- **WHAT THE TASK ASKS**: Beginning with the line that contains "What text is on this page?", extract each line through the end of the listing below, with no additions or omissions.

:::::

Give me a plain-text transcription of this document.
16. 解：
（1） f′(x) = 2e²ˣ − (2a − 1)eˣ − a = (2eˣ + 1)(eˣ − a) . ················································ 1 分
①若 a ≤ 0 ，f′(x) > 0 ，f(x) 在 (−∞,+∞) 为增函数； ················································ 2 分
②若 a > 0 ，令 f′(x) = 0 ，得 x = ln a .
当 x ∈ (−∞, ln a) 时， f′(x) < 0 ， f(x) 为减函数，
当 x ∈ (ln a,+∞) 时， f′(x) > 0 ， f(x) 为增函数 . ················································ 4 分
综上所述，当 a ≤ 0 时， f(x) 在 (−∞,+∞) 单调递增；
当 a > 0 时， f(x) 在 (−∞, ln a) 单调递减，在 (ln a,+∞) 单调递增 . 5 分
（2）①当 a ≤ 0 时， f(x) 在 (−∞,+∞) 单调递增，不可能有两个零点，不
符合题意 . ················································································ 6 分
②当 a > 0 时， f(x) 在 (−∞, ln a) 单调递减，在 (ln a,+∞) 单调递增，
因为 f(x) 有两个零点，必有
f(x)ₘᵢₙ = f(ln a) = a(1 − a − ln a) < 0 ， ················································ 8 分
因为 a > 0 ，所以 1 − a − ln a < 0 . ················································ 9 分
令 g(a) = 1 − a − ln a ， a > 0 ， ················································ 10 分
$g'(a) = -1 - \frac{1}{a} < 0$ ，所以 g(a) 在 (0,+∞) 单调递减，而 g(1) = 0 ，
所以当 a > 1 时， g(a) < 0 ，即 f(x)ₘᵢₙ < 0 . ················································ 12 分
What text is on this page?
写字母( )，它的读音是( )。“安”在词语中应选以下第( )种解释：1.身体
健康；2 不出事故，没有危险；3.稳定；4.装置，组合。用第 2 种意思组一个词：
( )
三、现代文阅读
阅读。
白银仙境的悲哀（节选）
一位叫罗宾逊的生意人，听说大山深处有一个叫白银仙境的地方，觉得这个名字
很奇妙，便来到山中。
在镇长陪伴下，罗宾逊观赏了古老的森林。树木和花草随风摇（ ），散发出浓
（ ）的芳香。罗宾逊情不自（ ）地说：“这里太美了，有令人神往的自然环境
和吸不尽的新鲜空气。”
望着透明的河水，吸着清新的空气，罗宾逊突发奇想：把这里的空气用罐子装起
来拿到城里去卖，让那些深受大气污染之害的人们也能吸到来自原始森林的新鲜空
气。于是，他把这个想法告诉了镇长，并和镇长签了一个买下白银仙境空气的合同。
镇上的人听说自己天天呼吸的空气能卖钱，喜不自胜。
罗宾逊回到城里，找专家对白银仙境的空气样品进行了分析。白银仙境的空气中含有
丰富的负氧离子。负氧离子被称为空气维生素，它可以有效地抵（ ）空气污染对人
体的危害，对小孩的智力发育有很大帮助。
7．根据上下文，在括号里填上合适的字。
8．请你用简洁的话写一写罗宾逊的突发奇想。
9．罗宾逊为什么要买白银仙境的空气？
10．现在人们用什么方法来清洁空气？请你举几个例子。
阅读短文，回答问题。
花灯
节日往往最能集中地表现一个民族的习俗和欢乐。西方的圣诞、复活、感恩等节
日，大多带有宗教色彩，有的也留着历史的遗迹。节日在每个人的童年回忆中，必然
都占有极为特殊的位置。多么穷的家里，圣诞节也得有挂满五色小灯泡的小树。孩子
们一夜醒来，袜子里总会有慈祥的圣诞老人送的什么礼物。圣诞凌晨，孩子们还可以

:::::

- **THE COMPLETED TASK**:
What text is on this page?
写字母( )，它的读音是( )。“安”在词语中应选以下第( )种解释：1.身体
健康；2 不出事故，没有危险；3.稳定；4.装置，组合。用第 2 种意思组一个词：
( )
三、现代文阅读
阅读。
白银仙境的悲哀（节选）
一位叫罗宾逊的生意人，听说大山深处有一个叫白银仙境的地方，觉得这个名字
很奇妙，便来到山中。
在镇长陪伴下，罗宾逊观赏了古老的森林。树木和花草随风摇（ ），散发出浓
（ ）的芳香。罗宾逊情不自（ ）地说：“这里太美了，有令人神往的自然环境
和吸不尽的新鲜空气。”
望着透明的河水，吸着清新的空气，罗宾逊突发奇想：把这里的空气用罐子装起
来拿到城里去卖，让那些深受大气污染之害的人们也能吸到来自原始森林的新鲜空
气。于是，他把这个想法告诉了镇长，并和镇长签了一个买下白银仙境空气的合同。
镇上的人听说自己天天呼吸的空气能卖钱，喜不自胜。
罗宾逊回到城里，找专家对白银仙境的空气样品进行了分析。白银仙境的空气中含有
丰富的负氧离子。负氧离子被称为空气维生素，它可以有效地抵（ ）空气污染对人
体的危害，对小孩的智力发育有很大帮助。
7．根据上下文，在括号里填上合适的字。
8．请你用简洁的话写一写罗宾逊的突发奇想。
9．罗宾逊为什么要买白银仙境的空气？
10．现在人们用什么方法来清洁空气？请你举几个例子。
阅读短文，回答问题。
花灯
节日往往最能集中地表现一个民族的习俗和欢乐。西方的圣诞、复活、感恩等节
日，大多带有宗教色彩，有的也留着历史的遗迹。节日在每个人的童年回忆中，必然
都占有极为特殊的位置。多么穷的家里，圣诞节也得有挂满五色小灯泡的小树。孩子
们一夜醒来，袜子里总会有慈祥的圣诞老人送的什么礼物。圣诞凌晨，孩子们还可以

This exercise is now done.